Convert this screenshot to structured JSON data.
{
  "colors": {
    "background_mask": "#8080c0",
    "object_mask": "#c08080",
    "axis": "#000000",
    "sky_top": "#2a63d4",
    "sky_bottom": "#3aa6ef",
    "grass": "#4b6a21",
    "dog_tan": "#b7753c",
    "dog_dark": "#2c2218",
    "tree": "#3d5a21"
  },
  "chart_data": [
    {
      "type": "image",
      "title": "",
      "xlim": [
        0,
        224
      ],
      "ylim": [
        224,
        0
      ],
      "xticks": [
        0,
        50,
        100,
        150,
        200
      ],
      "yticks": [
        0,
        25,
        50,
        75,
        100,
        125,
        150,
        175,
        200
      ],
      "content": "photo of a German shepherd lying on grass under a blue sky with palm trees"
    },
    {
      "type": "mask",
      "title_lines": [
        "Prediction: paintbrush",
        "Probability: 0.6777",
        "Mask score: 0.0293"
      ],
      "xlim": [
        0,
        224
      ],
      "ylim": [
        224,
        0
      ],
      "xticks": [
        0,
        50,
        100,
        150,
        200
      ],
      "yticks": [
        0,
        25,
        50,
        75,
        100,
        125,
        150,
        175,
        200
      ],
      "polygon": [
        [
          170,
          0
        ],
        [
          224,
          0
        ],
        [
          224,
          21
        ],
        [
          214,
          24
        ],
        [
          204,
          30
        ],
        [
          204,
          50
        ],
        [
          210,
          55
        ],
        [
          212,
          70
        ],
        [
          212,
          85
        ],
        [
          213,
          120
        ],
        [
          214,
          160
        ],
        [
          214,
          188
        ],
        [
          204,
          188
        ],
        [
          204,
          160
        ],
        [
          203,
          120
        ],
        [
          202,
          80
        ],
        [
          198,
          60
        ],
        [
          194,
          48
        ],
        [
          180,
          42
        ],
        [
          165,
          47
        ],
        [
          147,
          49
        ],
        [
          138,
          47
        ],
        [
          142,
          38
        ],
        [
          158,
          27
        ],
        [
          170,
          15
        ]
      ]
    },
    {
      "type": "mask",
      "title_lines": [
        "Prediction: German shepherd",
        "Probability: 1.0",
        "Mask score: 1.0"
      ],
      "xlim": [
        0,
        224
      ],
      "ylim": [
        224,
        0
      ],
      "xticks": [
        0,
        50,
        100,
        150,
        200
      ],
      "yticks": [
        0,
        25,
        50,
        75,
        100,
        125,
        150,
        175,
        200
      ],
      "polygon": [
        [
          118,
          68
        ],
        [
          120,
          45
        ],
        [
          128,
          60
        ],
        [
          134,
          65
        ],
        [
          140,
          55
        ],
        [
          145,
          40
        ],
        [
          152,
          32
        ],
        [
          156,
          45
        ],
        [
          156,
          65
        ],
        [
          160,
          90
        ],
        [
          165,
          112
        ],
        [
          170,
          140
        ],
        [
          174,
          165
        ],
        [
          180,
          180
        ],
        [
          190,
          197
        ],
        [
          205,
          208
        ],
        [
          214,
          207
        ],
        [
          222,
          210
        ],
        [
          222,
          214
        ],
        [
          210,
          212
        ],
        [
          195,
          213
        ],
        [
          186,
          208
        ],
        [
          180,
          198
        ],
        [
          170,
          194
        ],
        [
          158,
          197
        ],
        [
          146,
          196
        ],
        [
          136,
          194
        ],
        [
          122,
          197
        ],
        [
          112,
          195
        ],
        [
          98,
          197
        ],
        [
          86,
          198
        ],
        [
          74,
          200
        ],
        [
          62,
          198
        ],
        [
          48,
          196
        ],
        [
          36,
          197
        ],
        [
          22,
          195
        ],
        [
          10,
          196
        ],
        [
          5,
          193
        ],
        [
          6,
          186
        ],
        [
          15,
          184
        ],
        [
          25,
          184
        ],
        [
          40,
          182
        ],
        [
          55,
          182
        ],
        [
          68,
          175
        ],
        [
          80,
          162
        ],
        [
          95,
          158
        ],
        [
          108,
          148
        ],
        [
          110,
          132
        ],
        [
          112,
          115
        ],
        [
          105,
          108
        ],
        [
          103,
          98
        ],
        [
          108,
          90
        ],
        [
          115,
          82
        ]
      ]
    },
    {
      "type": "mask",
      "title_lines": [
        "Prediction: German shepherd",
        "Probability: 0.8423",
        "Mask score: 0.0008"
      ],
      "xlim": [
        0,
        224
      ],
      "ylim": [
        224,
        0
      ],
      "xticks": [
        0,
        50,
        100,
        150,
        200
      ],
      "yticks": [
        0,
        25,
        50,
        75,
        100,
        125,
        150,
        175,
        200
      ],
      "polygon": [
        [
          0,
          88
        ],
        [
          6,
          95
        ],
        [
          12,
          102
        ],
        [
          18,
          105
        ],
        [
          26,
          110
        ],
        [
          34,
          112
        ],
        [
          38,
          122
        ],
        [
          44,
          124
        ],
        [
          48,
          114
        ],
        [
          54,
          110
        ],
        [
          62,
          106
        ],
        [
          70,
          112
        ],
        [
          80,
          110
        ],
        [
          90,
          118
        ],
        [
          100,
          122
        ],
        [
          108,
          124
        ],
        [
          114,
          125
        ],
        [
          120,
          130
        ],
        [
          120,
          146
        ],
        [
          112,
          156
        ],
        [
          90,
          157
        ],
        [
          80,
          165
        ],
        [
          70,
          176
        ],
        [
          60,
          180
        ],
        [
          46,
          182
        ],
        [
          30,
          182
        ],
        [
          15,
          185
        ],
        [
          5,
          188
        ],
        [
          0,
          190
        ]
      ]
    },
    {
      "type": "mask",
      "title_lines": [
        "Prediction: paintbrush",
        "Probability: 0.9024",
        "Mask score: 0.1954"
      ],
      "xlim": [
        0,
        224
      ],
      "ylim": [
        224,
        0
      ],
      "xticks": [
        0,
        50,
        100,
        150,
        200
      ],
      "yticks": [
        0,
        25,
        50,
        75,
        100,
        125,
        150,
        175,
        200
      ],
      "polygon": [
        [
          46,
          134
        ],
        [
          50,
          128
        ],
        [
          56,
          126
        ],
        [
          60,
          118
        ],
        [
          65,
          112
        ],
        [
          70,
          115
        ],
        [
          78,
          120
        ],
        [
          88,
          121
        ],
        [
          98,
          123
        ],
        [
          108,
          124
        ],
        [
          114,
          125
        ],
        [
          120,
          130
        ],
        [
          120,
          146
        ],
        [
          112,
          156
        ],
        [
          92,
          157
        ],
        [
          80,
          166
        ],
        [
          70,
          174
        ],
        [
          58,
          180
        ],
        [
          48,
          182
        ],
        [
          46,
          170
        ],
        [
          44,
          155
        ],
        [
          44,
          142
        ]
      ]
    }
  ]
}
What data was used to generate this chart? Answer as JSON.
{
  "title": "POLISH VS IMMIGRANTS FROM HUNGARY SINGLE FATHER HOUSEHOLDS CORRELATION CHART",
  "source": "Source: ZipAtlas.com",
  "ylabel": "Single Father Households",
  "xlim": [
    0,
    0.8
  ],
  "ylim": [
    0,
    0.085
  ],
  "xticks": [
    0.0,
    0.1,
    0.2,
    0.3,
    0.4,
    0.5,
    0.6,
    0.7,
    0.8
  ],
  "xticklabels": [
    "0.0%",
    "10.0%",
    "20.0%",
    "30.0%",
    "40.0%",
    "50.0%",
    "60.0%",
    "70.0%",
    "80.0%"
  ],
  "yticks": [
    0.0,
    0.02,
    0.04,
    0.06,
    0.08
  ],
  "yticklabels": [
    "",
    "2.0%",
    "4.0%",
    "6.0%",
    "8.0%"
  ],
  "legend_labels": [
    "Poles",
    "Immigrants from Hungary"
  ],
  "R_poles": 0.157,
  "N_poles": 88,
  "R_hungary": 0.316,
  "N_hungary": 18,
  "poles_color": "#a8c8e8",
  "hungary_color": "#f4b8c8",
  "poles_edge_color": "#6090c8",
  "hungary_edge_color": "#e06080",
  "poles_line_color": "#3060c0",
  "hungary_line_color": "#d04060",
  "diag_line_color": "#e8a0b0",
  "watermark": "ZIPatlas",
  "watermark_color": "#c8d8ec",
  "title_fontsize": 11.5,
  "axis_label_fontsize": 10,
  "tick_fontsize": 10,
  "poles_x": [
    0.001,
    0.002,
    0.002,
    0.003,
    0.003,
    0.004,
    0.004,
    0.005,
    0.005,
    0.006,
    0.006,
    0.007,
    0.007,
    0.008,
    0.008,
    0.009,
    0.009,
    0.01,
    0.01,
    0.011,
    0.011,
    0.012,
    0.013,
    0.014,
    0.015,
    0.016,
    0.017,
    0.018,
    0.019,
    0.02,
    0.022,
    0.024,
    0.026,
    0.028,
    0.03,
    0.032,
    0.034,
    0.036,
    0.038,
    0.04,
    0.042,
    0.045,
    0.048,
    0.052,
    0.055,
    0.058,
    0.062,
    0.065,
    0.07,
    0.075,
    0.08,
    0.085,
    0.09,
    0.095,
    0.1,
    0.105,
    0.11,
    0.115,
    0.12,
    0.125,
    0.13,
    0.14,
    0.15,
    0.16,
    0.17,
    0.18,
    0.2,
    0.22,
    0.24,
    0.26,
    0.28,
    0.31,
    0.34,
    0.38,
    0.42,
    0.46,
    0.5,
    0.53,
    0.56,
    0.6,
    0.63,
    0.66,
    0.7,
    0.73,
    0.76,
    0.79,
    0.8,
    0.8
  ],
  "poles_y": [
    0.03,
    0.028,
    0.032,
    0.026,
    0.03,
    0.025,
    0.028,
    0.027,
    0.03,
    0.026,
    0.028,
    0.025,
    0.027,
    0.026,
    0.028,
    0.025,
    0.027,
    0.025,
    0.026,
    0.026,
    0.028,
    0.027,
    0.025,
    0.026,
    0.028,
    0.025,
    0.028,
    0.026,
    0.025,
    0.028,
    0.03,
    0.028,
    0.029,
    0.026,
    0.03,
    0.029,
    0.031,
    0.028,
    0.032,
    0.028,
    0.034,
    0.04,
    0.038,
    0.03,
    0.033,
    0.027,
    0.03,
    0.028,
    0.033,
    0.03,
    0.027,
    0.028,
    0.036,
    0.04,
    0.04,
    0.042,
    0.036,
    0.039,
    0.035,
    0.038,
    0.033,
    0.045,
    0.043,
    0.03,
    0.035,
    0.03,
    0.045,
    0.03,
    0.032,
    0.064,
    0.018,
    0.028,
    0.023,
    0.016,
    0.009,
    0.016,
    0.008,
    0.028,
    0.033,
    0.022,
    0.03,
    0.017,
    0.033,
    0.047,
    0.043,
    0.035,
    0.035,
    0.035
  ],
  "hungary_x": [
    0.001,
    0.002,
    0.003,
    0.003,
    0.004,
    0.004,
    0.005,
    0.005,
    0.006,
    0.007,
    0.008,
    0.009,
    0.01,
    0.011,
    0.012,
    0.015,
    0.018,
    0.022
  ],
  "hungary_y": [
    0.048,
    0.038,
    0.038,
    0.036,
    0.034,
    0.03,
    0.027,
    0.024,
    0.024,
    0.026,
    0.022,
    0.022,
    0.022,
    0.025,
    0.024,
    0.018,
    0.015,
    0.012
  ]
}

※

The exercise
Determine how many lines of the listing hold the word "this" and reply with that figure alone.

Correct output
2